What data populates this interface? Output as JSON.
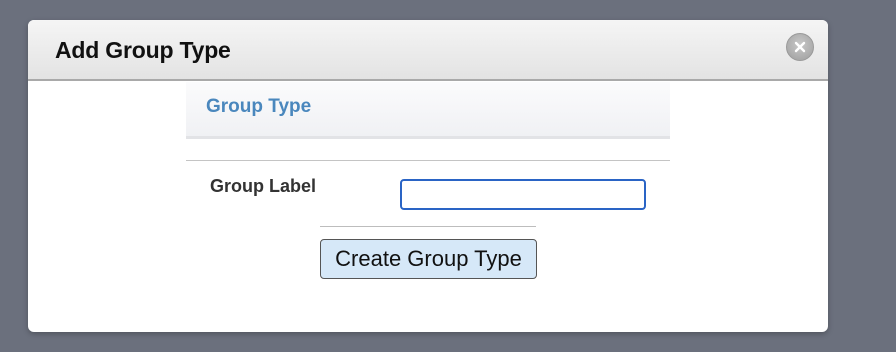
{
  "dialog": {
    "title": "Add Group Type",
    "close_icon": "close-icon"
  },
  "section": {
    "title": "Group Type"
  },
  "form": {
    "group_label": {
      "label": "Group Label",
      "value": "",
      "placeholder": ""
    },
    "submit_label": "Create Group Type"
  },
  "colors": {
    "backdrop": "#6b707d",
    "section_title": "#4a87bd",
    "input_focus_border": "#2a64c5",
    "button_bg": "#d6e8f8"
  }
}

_ _ _ _

**What you have to do:** Leave out every line without the string "Type" and copy the rest.

**Response to the task:**
    "title": "Add Group Type",
    "title": "Group Type"
    "submit_label": "Create Group Type"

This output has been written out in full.